Pick out each line in these entries that contains the string "this".

(Stored items from a collection)
──────

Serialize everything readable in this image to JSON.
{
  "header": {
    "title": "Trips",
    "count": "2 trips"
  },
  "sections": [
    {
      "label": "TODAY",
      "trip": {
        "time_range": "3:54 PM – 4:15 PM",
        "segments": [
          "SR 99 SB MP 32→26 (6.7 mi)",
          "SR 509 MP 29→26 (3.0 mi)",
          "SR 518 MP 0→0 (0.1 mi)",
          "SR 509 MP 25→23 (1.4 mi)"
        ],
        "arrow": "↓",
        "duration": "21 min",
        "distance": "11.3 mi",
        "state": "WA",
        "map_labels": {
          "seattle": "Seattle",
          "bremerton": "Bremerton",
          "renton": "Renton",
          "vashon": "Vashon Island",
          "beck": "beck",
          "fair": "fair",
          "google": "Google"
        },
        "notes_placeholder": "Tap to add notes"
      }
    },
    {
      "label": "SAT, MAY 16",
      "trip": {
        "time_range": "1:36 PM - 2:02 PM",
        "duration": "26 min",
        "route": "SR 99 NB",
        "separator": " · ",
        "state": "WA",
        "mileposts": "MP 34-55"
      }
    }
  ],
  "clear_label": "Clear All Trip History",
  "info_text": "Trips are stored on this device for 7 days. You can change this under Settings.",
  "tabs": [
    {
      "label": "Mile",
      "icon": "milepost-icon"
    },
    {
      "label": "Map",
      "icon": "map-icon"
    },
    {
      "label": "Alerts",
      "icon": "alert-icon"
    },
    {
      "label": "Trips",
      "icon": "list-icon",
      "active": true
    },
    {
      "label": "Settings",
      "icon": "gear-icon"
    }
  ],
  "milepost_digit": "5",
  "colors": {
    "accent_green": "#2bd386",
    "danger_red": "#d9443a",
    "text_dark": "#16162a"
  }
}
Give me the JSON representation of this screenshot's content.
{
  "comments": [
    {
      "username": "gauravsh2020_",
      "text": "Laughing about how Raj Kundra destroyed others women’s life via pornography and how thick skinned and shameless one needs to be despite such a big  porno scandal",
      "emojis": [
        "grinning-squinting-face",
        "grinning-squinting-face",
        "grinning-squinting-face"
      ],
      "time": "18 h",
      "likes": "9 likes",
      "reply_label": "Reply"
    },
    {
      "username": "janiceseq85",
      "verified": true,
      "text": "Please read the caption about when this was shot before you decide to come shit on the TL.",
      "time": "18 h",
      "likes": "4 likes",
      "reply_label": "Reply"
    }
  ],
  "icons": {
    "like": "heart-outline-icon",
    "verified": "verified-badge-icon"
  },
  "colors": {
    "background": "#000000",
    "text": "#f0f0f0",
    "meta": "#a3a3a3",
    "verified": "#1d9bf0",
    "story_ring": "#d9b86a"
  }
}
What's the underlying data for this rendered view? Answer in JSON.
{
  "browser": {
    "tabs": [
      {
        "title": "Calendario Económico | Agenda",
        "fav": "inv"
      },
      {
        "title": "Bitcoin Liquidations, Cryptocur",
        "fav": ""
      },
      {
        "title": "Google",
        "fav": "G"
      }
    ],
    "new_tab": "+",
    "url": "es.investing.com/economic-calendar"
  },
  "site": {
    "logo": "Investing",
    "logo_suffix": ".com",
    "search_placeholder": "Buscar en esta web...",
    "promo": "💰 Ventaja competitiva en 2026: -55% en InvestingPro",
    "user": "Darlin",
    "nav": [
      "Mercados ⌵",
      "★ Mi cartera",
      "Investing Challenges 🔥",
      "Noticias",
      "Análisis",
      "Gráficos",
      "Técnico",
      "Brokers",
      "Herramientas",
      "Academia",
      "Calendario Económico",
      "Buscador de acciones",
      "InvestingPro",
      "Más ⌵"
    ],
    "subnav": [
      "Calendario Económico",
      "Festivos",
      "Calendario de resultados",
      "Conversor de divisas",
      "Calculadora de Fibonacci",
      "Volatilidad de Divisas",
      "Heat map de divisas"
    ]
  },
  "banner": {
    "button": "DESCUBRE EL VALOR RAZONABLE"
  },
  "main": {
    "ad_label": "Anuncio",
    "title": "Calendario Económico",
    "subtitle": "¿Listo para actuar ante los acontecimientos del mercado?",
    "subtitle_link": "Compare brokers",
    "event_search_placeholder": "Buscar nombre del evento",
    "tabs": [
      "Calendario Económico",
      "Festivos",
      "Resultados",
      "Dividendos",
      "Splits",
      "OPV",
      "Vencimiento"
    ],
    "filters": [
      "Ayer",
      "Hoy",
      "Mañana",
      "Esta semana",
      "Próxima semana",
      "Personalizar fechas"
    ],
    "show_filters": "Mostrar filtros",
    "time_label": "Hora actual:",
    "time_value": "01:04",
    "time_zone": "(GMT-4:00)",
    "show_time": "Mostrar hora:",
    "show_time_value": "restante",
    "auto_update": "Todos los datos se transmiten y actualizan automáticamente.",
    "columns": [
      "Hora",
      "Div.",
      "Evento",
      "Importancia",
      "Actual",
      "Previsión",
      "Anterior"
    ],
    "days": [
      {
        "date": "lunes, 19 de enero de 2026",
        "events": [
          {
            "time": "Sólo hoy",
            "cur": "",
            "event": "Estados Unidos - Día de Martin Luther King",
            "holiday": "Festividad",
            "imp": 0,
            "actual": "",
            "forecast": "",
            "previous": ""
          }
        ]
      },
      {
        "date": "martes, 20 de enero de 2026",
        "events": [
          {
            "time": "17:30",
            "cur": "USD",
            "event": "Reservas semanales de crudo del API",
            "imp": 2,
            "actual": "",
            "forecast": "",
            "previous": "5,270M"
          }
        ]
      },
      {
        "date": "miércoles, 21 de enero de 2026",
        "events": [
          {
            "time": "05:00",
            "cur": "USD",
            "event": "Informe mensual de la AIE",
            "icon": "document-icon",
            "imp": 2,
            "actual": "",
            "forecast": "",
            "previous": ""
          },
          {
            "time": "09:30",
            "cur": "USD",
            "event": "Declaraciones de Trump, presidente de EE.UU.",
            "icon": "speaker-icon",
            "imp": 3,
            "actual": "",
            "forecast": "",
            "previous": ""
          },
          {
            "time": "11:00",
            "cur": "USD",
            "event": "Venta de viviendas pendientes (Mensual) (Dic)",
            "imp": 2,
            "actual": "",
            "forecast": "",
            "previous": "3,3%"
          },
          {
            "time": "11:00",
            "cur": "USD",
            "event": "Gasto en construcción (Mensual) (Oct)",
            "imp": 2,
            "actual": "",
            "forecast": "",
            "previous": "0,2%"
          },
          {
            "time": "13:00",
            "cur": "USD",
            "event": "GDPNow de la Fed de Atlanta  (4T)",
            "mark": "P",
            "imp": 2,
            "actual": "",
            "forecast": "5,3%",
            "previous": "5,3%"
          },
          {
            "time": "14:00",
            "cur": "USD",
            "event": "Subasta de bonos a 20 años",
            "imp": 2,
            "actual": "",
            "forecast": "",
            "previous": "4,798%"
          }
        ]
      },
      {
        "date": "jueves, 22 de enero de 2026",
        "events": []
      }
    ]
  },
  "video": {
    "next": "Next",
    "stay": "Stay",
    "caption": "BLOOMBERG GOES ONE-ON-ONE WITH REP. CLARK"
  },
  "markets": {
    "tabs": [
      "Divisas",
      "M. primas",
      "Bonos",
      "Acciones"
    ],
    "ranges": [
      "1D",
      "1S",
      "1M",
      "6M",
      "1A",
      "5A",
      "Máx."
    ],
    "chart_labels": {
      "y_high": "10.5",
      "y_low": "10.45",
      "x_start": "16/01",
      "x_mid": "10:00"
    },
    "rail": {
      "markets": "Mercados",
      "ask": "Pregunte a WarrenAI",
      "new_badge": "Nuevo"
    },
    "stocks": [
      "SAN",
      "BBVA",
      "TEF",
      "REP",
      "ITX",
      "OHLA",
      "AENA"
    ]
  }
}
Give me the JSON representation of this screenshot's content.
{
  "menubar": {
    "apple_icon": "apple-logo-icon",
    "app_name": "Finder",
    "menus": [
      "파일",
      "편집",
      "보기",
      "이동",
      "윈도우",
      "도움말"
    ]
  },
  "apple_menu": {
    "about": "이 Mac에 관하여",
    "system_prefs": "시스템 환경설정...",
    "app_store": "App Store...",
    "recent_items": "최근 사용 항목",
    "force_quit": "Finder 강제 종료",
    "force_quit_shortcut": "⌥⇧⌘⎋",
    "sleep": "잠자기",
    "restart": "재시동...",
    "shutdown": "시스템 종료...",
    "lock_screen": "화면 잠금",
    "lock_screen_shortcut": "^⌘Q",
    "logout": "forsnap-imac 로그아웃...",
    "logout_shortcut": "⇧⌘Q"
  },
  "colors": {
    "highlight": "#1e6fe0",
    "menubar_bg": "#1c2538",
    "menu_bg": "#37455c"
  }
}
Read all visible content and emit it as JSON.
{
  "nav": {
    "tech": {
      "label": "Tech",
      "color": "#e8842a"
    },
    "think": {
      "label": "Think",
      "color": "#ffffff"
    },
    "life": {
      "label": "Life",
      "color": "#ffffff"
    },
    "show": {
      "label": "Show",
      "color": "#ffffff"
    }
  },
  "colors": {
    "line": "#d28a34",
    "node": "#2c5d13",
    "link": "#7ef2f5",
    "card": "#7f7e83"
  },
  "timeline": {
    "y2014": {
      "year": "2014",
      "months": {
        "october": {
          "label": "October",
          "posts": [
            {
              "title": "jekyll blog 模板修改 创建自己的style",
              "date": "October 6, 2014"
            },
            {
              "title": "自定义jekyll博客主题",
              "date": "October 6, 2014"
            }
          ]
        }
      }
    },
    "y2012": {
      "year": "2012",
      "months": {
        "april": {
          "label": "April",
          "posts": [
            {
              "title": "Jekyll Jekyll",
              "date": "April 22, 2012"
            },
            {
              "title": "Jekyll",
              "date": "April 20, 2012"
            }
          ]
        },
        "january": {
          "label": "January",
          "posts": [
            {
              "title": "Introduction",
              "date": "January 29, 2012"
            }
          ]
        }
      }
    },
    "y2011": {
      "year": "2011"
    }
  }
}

──────

Result of the task ▸
Serialize everything readable in this image to JSON.
  "info_text": "Trips are stored on this device for 7 days. You can change this under Settings.",
Give me the JSON representation of this screenshot's content.
      "text": "Please read the caption about when this was shot before you decide to come shit on the TL.",
What's the underlying data for this rendered view? Answer in JSON.
Give me the JSON representation of this screenshot's content.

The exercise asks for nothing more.